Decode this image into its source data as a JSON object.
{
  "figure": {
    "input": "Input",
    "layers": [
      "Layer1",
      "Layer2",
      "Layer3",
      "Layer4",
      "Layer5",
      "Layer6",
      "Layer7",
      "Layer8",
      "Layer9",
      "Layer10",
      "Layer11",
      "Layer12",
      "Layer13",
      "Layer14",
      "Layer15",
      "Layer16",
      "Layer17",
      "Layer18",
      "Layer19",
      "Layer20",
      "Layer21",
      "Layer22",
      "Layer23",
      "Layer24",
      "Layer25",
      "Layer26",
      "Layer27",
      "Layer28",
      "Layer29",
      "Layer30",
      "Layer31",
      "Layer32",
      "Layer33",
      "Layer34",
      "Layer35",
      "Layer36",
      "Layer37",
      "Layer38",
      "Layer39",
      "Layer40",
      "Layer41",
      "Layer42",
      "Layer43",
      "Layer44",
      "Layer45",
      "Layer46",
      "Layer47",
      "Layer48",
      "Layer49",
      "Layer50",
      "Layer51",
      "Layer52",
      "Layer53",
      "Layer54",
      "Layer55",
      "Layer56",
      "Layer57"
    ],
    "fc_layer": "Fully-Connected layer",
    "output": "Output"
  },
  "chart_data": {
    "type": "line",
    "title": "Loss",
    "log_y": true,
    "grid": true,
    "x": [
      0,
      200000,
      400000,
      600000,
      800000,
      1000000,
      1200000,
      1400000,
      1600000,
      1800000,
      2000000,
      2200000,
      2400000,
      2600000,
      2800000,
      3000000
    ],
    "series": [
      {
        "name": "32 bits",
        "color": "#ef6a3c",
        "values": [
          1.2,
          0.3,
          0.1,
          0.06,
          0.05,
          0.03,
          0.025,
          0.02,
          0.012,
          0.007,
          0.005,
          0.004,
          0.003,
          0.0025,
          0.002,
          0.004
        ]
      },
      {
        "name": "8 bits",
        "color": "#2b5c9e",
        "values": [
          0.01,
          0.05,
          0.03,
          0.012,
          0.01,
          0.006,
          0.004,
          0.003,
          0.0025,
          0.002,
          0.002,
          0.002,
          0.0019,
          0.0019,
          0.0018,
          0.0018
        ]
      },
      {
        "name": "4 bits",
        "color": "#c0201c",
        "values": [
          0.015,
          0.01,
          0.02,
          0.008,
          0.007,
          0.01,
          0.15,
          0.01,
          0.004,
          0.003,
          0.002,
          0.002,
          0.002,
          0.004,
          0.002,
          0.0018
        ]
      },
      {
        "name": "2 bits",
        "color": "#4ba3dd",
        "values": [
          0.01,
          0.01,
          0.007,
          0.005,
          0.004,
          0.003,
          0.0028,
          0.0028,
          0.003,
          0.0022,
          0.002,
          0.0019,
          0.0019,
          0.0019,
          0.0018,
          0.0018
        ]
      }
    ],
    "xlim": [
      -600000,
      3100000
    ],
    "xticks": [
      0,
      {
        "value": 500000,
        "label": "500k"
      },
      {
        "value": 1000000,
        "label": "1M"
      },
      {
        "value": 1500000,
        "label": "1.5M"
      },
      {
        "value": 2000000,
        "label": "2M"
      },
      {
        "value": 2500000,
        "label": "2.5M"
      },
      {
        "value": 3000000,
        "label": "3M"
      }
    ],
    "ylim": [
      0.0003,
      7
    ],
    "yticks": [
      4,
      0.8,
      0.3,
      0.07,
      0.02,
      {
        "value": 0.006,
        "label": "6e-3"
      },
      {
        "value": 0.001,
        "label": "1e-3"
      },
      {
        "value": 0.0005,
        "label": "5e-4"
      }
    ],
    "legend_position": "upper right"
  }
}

▶ **Task directions**:
Examine the records and report how many lines contain the string "name". Only the number should be given.

▶ **Completed exercise**:
4